What is required> From the listing below, pull out the lines that hold "espec".

* start Data entries *

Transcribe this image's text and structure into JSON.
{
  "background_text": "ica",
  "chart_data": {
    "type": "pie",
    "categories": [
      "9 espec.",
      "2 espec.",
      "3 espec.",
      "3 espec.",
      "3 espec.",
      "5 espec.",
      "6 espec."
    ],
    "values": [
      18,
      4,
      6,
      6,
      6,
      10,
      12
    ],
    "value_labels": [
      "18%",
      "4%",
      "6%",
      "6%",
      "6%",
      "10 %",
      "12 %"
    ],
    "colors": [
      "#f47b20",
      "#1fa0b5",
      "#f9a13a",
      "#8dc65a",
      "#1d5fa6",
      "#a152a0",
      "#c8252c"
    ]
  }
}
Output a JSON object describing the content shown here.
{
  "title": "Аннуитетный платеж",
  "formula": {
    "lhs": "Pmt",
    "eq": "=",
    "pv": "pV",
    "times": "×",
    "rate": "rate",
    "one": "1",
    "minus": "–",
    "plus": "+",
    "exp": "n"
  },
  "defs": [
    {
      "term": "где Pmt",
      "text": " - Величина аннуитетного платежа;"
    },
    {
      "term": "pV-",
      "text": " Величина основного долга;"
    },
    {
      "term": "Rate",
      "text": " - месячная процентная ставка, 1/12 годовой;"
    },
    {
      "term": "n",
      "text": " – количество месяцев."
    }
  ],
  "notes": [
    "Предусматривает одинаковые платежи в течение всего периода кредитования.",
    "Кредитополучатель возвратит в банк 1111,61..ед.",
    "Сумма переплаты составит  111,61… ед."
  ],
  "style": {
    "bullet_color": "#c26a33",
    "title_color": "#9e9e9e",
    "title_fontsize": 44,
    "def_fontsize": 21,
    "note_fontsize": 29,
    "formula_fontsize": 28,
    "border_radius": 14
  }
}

* end Data entries *

Exercise response>
      "9 espec.",
      "2 espec.",
      "3 espec.",
      "3 espec.",
      "3 espec.",
      "5 espec.",
      "6 espec."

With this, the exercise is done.